▶ What is asked:
• A. Repeat word for word the part of the passage on Pacific affairs starting at "A decade ago, founding" and ending at "and American territories.".
• B. In the passage on Pacific affairs, by what margin did Palauans approve the Compact with the U.S.?

A decade ago, founding publisher and editor Bruce Jensen opened the January/February issue with some sobering figures in his Publisher's Report. He gets his figures from an SPC report called The State of Pacific Children. Every year, 19,000 children under age 5 die in the Pacific and 20 percent in that same age group are malnourished. That's health, but in education the report says that 40 percent of Pacific children fail to complete primary education and only 20 percent complete secondary. As he notes, all this despite massive aid infusions and direct subsidies to French and American territories.

Fiji's Sitiveni Rabuka government had just fallen in November and, at last, Palauans approved the Compact with the U.S. by a margin of two to one. Clinton Administration assistant secretary of state for East Asian and Pacific Affairs Winston Lord-whose post is currently held by James Kelley-spoke to Island leaders at the Joint Commercial Commission at its inaugural meeting in Washington, D.C. Lord said he hoped for a "new Pacific community built on shared strength, shared prosperity and a shared commitment of democratic values." Great Britain announces its withdrawal from the South Pacific Commission, these days known as the Secretariat of the Pacific Community. Gaston Flosse, then as now president of French Polynesia, returned from Paris announcing new infusions of French money for the Territory. Plus ça change?

Box annotation data

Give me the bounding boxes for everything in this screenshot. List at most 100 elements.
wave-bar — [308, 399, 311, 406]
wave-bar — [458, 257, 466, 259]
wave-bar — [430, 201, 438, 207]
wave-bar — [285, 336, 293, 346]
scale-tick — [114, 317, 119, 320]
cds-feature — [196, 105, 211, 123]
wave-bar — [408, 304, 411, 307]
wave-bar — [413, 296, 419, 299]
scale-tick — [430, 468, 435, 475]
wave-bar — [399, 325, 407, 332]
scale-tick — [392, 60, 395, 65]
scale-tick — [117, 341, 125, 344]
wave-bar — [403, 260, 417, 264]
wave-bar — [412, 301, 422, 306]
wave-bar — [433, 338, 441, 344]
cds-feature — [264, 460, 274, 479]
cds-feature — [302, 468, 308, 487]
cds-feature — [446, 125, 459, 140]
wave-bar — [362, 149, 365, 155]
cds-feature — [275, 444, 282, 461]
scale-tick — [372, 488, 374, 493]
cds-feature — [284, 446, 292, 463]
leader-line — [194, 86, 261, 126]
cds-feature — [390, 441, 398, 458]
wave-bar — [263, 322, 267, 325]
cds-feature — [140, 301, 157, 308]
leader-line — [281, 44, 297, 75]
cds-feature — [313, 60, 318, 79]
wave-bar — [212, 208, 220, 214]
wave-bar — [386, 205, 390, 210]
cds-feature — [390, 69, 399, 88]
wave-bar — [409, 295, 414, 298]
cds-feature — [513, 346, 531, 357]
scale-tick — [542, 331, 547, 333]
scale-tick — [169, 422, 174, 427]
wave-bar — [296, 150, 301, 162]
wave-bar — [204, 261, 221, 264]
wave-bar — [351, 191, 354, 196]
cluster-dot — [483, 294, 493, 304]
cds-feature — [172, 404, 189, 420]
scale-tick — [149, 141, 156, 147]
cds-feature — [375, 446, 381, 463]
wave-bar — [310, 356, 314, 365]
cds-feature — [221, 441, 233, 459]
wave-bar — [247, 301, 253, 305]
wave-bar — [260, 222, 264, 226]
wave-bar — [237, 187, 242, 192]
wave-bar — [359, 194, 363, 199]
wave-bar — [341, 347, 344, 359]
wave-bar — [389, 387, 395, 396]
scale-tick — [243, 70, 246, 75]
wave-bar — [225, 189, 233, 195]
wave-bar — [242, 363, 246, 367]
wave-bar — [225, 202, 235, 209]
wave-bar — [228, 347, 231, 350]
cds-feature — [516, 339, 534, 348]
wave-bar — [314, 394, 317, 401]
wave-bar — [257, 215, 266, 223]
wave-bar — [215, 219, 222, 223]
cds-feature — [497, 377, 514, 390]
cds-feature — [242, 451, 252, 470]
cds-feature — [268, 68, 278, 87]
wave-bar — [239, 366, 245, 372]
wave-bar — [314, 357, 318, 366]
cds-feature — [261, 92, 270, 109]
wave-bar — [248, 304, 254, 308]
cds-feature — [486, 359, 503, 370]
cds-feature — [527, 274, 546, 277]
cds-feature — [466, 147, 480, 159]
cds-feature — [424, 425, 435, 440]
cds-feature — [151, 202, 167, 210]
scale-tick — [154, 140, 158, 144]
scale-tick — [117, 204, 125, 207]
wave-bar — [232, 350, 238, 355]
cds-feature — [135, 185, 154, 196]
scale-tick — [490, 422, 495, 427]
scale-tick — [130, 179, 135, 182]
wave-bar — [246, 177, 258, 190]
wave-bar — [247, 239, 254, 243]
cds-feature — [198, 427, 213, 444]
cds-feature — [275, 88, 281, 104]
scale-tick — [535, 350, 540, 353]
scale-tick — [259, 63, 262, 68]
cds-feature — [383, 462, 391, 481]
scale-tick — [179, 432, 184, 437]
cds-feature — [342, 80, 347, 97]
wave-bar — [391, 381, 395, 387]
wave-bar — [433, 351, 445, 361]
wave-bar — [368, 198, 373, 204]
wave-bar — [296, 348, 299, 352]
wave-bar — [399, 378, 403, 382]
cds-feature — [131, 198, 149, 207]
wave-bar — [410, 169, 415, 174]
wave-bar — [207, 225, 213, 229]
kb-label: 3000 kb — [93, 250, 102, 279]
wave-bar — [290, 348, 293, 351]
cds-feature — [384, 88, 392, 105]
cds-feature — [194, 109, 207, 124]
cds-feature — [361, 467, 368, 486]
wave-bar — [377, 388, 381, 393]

▶ Worked solutions:
• A.
A decade ago, founding publisher and editor Bruce Jensen opened the January/February issue with some sobering figures in his Publisher's Report. He gets his figures from an SPC report called The State of Pacific Children. Every year, 19,000 children under age 5 die in the Pacific and 20 percent in that same age group are malnourished. That's health, but in education the report says that 40 percent of Pacific children fail to complete primary education and only 20 percent complete secondary. As he notes, all this despite massive aid infusions and direct subsidies to French and American territories.

• B. By a margin of two to one.